EXTRACTED MATERIAL
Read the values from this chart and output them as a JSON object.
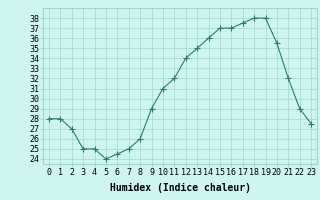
{
  "x": [
    0,
    1,
    2,
    3,
    4,
    5,
    6,
    7,
    8,
    9,
    10,
    11,
    12,
    13,
    14,
    15,
    16,
    17,
    18,
    19,
    20,
    21,
    22,
    23
  ],
  "y": [
    28,
    28,
    27,
    25,
    25,
    24,
    24.5,
    25,
    26,
    29,
    31,
    32,
    34,
    35,
    36,
    37,
    37,
    37.5,
    38,
    38,
    35.5,
    32,
    29,
    27.5
  ],
  "line_color": "#2e7d6e",
  "marker": "+",
  "marker_size": 4,
  "bg_color": "#cef5f0",
  "grid_color": "#9ed8d0",
  "xlabel": "Humidex (Indice chaleur)",
  "xlabel_fontsize": 7,
  "tick_fontsize": 6,
  "ylim": [
    23.5,
    39
  ],
  "xlim": [
    -0.5,
    23.5
  ],
  "yticks": [
    24,
    25,
    26,
    27,
    28,
    29,
    30,
    31,
    32,
    33,
    34,
    35,
    36,
    37,
    38
  ],
  "xticks": [
    0,
    1,
    2,
    3,
    4,
    5,
    6,
    7,
    8,
    9,
    10,
    11,
    12,
    13,
    14,
    15,
    16,
    17,
    18,
    19,
    20,
    21,
    22,
    23
  ]
}
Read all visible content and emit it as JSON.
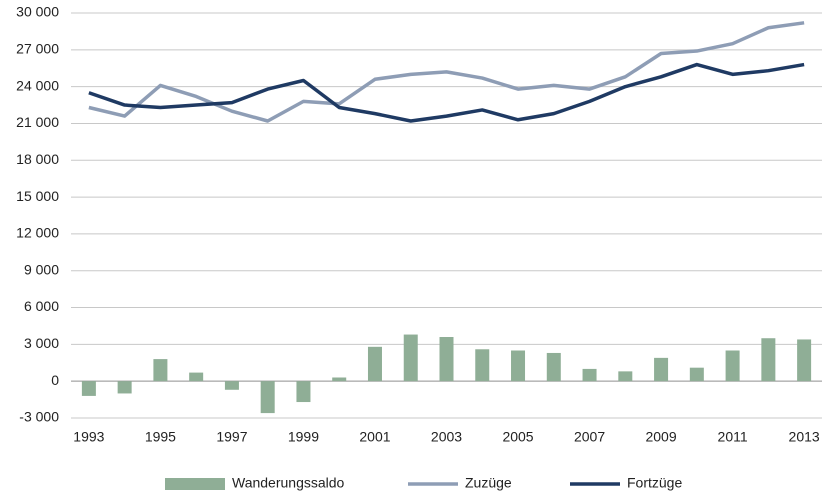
{
  "chart_data": {
    "type": "combo",
    "categories": [
      "1993",
      null,
      "1995",
      null,
      "1997",
      null,
      "1999",
      null,
      "2001",
      null,
      "2003",
      null,
      "2005",
      null,
      "2007",
      null,
      "2009",
      null,
      "2011",
      null,
      "2013"
    ],
    "series": [
      {
        "name": "Wanderungssaldo",
        "type": "bar",
        "color": "#8fae96",
        "values": [
          -1200,
          -1000,
          1800,
          700,
          -700,
          -2600,
          -1700,
          300,
          2800,
          3800,
          3600,
          2600,
          2500,
          2300,
          1000,
          800,
          1900,
          1100,
          2500,
          3500,
          3400
        ]
      },
      {
        "name": "Zuzüge",
        "type": "line",
        "color": "#8e9db5",
        "values": [
          22300,
          21600,
          24100,
          23200,
          22000,
          21200,
          22800,
          22600,
          24600,
          25000,
          25200,
          24700,
          23800,
          24100,
          23800,
          24800,
          26700,
          26900,
          27500,
          28800,
          29200
        ]
      },
      {
        "name": "Fortzüge",
        "type": "line",
        "color": "#1f3a63",
        "values": [
          23500,
          22500,
          22300,
          22500,
          22700,
          23800,
          24500,
          22300,
          21800,
          21200,
          21600,
          22100,
          21300,
          21800,
          22800,
          24000,
          24800,
          25800,
          25000,
          25300,
          25800
        ]
      }
    ],
    "ylim": [
      -3000,
      30000
    ],
    "yticks": [
      {
        "value": -3000,
        "label": "-3 000"
      },
      0,
      {
        "value": 3000,
        "label": "3 000"
      },
      {
        "value": 6000,
        "label": "6 000"
      },
      {
        "value": 9000,
        "label": "9 000"
      },
      {
        "value": 12000,
        "label": "12 000"
      },
      {
        "value": 15000,
        "label": "15 000"
      },
      {
        "value": 18000,
        "label": "18 000"
      },
      {
        "value": 21000,
        "label": "21 000"
      },
      {
        "value": 24000,
        "label": "24 000"
      },
      {
        "value": 27000,
        "label": "27 000"
      },
      {
        "value": 30000,
        "label": "30 000"
      }
    ],
    "grid": true,
    "legend": "bottom"
  }
}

TO BE DONE
Count the lines of the listing above that include the word "name" and state the total with nothing else.

OUTPUT FOR THIS EXERCISE
3